Work instructions:
Identify the lines bearing the string "extra" and gather them.

Data for processing:
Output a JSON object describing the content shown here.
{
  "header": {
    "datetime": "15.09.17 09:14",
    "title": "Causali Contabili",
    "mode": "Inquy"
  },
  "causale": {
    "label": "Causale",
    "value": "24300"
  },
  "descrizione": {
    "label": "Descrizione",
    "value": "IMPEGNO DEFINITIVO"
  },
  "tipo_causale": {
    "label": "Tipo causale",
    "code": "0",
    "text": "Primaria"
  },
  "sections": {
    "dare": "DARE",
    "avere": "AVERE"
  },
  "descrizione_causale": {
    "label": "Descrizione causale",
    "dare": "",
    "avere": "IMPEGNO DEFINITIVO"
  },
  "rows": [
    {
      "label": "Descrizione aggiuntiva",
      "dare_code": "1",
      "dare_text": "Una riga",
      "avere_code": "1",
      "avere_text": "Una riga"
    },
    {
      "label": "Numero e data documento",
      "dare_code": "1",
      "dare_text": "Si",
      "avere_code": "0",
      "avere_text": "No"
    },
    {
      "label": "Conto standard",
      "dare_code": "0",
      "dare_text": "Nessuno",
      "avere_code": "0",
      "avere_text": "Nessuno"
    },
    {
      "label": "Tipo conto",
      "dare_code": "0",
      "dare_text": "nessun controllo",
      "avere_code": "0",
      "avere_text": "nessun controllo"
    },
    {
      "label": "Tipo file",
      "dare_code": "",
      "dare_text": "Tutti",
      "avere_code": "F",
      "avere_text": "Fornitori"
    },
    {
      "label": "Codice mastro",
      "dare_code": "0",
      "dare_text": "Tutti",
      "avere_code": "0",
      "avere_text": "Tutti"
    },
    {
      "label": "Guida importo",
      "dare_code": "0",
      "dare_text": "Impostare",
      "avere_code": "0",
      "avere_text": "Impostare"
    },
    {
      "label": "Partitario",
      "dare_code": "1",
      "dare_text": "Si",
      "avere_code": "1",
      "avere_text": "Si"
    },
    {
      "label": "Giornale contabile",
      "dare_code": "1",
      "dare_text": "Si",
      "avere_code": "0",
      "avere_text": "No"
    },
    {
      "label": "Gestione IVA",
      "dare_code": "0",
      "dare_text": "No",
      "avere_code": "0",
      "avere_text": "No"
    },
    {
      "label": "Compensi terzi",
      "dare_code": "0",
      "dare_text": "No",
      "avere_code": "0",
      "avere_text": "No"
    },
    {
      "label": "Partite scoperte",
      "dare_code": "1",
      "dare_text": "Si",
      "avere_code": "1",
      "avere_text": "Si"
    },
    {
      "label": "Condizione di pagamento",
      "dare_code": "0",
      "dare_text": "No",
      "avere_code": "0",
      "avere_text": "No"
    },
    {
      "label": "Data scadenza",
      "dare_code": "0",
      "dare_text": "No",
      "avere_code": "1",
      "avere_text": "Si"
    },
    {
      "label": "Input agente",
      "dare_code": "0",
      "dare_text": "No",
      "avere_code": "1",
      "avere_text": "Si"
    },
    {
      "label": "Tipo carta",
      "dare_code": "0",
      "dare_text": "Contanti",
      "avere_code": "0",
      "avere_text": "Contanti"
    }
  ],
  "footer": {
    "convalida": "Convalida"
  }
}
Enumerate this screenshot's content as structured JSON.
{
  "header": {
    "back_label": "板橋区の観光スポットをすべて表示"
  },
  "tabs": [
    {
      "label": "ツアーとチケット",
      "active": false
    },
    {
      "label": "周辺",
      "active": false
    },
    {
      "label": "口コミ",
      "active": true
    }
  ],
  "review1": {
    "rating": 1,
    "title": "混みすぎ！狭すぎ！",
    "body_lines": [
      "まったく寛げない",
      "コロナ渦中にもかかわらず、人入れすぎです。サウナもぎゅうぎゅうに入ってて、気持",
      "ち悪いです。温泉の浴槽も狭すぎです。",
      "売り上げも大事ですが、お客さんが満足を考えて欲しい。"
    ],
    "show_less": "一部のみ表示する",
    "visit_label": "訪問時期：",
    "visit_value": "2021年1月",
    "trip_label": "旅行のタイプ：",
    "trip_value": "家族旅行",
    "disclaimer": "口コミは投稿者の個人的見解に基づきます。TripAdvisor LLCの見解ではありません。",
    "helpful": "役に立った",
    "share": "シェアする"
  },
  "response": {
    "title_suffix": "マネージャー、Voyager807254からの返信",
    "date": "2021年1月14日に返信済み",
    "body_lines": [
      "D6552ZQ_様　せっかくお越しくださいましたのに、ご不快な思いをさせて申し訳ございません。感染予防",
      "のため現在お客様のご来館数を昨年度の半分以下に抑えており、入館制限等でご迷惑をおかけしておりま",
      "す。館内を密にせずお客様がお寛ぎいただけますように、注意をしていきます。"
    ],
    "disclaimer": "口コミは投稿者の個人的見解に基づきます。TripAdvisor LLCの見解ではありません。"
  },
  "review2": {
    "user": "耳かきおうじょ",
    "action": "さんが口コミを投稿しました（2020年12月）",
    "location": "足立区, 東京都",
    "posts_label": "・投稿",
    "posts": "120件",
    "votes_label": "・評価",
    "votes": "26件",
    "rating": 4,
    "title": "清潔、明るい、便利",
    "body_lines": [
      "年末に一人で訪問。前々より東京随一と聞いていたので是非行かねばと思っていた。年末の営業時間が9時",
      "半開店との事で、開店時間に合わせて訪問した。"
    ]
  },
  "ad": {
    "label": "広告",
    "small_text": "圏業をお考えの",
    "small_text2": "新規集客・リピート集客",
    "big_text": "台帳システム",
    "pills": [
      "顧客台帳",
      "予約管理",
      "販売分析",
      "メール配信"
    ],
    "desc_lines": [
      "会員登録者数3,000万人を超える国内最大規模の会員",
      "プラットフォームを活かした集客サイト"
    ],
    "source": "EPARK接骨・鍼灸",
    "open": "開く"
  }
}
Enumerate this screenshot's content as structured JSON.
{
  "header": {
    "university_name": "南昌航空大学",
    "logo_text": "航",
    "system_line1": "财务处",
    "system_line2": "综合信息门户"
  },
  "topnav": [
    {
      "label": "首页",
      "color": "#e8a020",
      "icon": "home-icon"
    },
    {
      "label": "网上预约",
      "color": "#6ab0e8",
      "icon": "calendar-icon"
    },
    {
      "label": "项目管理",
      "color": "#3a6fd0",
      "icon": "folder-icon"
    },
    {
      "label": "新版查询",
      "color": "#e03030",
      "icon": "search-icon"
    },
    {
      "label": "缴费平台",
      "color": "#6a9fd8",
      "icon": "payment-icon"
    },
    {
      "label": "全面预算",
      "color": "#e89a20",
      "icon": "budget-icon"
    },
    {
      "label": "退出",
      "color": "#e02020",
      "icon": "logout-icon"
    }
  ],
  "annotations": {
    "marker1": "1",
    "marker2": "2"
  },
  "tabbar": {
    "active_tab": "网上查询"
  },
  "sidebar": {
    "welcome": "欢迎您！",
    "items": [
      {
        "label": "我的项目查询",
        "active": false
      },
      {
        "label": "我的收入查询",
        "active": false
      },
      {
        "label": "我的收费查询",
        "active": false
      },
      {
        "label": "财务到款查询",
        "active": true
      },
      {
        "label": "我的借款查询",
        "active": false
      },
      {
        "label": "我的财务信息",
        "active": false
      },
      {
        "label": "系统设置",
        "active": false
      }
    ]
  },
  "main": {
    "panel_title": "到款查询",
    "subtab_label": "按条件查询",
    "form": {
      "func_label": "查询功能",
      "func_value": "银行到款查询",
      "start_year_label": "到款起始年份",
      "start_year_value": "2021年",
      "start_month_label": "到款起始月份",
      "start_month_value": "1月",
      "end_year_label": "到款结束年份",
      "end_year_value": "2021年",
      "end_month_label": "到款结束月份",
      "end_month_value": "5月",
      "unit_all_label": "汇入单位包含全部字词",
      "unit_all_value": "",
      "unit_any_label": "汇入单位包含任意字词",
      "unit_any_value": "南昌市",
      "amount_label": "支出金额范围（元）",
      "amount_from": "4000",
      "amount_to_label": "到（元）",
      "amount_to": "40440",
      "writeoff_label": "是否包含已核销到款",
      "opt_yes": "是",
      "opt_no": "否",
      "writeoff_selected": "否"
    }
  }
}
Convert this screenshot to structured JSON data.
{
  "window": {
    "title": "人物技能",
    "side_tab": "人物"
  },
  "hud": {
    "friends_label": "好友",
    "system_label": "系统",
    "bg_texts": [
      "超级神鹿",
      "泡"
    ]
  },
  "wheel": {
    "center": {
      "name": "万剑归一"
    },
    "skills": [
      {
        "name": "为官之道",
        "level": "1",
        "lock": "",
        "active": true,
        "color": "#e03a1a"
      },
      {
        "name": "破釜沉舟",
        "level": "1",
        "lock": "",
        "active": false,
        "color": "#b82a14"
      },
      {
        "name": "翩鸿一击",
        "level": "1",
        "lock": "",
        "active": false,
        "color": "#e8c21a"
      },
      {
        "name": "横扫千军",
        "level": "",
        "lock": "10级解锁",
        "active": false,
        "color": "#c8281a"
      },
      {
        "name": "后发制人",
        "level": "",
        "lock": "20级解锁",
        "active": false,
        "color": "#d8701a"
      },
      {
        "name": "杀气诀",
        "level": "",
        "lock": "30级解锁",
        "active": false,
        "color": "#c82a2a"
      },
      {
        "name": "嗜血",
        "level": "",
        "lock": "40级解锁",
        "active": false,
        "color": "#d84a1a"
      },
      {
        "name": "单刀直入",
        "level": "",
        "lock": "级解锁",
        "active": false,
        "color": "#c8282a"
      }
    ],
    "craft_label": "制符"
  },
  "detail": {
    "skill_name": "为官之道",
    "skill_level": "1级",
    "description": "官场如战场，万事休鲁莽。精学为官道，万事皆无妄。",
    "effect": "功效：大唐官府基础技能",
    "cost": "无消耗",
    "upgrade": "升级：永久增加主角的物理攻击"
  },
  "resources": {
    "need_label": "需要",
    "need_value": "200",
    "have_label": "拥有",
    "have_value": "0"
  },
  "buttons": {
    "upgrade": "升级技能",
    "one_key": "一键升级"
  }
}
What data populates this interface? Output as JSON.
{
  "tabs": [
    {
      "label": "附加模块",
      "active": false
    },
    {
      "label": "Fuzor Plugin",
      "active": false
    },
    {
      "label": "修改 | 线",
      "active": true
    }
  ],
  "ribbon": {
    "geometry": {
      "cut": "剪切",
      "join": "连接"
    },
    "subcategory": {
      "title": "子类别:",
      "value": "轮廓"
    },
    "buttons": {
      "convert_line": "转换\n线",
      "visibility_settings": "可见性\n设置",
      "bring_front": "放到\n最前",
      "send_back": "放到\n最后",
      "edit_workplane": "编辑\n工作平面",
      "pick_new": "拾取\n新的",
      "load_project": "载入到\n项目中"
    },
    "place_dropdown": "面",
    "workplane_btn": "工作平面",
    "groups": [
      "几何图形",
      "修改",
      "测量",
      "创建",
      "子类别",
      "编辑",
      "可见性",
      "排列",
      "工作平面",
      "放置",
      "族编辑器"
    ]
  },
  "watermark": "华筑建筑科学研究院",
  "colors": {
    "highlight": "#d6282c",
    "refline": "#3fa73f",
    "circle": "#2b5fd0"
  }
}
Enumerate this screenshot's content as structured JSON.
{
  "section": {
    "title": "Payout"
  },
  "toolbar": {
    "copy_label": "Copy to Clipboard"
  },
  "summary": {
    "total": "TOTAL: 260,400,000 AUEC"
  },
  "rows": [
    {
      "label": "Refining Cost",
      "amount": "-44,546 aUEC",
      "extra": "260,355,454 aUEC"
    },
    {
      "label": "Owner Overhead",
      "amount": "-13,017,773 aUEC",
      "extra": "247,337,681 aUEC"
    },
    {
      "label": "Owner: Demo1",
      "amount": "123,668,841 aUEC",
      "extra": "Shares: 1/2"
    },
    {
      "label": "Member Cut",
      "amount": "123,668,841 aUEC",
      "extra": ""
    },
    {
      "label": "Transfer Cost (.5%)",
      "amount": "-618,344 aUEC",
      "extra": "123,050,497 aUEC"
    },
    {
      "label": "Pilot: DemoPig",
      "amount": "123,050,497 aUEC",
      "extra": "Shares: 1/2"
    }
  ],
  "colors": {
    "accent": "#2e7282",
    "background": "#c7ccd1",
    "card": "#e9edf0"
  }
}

Response to this task:
      "extra": "260,355,454 aUEC"
      "extra": "247,337,681 aUEC"
      "extra": "Shares: 1/2"
      "extra": ""
      "extra": "123,050,497 aUEC"
      "extra": "Shares: 1/2"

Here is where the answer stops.